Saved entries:
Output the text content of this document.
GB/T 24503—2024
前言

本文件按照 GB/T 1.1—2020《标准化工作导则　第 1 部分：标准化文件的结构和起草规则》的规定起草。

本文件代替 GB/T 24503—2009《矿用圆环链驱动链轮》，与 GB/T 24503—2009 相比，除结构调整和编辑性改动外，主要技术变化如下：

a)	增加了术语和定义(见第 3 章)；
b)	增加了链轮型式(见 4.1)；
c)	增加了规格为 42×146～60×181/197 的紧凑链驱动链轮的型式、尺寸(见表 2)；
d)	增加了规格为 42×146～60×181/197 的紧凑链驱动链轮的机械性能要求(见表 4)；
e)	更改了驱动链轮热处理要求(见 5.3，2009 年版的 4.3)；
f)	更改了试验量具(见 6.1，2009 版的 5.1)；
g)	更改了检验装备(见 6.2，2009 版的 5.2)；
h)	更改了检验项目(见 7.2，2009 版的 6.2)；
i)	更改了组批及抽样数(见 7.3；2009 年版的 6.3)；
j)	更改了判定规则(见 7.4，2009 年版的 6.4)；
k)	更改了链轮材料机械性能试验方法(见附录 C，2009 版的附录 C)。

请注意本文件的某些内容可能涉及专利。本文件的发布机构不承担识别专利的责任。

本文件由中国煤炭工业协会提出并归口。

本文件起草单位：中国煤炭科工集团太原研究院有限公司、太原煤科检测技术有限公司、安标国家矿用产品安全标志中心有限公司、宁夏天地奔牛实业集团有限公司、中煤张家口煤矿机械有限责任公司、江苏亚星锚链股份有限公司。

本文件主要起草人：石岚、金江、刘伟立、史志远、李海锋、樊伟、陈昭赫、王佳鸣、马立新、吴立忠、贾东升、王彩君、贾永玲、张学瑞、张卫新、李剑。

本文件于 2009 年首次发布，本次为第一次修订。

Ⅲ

CHALLENGE: Write out every record shown above, word for word.

TASK RESULT:
Output the text content of this document.
GB/T 24503—2024
前言

本文件按照 GB/T 1.1—2020《标准化工作导则　第 1 部分：标准化文件的结构和起草规则》的规定起草。

本文件代替 GB/T 24503—2009《矿用圆环链驱动链轮》，与 GB/T 24503—2009 相比，除结构调整和编辑性改动外，主要技术变化如下：

a)	增加了术语和定义(见第 3 章)；
b)	增加了链轮型式(见 4.1)；
c)	增加了规格为 42×146～60×181/197 的紧凑链驱动链轮的型式、尺寸(见表 2)；
d)	增加了规格为 42×146～60×181/197 的紧凑链驱动链轮的机械性能要求(见表 4)；
e)	更改了驱动链轮热处理要求(见 5.3，2009 年版的 4.3)；
f)	更改了试验量具(见 6.1，2009 版的 5.1)；
g)	更改了检验装备(见 6.2，2009 版的 5.2)；
h)	更改了检验项目(见 7.2，2009 版的 6.2)；
i)	更改了组批及抽样数(见 7.3；2009 年版的 6.3)；
j)	更改了判定规则(见 7.4，2009 年版的 6.4)；
k)	更改了链轮材料机械性能试验方法(见附录 C，2009 版的附录 C)。

请注意本文件的某些内容可能涉及专利。本文件的发布机构不承担识别专利的责任。

本文件由中国煤炭工业协会提出并归口。

本文件起草单位：中国煤炭科工集团太原研究院有限公司、太原煤科检测技术有限公司、安标国家矿用产品安全标志中心有限公司、宁夏天地奔牛实业集团有限公司、中煤张家口煤矿机械有限责任公司、江苏亚星锚链股份有限公司。

本文件主要起草人：石岚、金江、刘伟立、史志远、李海锋、樊伟、陈昭赫、王佳鸣、马立新、吴立忠、贾东升、王彩君、贾永玲、张学瑞、张卫新、李剑。

本文件于 2009 年首次发布，本次为第一次修订。

Ⅲ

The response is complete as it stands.